Search the material for the word "unsign" and copy each line that holds it.

A run of records:
========================================
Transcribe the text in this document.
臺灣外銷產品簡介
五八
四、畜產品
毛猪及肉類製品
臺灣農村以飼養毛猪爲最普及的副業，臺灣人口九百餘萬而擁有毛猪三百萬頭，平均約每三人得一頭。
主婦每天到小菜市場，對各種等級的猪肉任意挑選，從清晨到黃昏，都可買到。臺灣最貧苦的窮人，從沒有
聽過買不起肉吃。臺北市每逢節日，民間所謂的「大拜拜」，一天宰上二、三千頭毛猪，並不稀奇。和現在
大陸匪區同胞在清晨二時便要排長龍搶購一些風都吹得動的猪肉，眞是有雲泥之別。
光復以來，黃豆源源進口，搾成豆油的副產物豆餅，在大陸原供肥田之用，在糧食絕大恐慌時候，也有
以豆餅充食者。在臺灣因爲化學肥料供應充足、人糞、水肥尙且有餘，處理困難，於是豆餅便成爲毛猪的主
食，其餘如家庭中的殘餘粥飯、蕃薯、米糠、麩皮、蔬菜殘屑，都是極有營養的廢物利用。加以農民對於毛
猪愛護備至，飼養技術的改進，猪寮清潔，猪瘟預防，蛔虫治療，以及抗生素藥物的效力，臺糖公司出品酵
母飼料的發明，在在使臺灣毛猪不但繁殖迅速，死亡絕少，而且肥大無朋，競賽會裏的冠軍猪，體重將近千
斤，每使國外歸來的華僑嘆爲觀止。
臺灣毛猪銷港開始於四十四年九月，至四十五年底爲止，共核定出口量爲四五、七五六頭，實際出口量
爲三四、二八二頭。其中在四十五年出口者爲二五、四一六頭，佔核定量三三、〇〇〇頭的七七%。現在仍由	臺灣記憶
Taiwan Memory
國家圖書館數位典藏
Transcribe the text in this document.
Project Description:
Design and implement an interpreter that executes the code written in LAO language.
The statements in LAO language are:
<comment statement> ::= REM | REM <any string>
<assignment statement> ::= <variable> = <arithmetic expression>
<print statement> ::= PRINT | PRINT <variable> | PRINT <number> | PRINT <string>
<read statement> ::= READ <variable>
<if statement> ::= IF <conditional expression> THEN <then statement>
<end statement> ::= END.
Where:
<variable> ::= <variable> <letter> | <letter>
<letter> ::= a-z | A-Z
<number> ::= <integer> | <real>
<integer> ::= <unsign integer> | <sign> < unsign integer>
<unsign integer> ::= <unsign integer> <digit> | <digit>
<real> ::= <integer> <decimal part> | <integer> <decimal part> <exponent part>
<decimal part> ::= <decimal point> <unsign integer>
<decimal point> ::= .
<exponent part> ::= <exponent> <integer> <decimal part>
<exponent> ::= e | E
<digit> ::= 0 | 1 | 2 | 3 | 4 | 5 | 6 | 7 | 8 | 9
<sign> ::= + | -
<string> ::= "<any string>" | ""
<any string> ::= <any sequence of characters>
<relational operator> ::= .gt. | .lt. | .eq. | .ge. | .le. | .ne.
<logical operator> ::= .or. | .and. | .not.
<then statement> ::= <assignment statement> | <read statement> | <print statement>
========================================
■ **Written reply**:
<integer> ::= <unsign integer> | <sign> < unsign integer>
<unsign integer> ::= <unsign integer> <digit> | <digit>
<decimal part> ::= <decimal point> <unsign integer>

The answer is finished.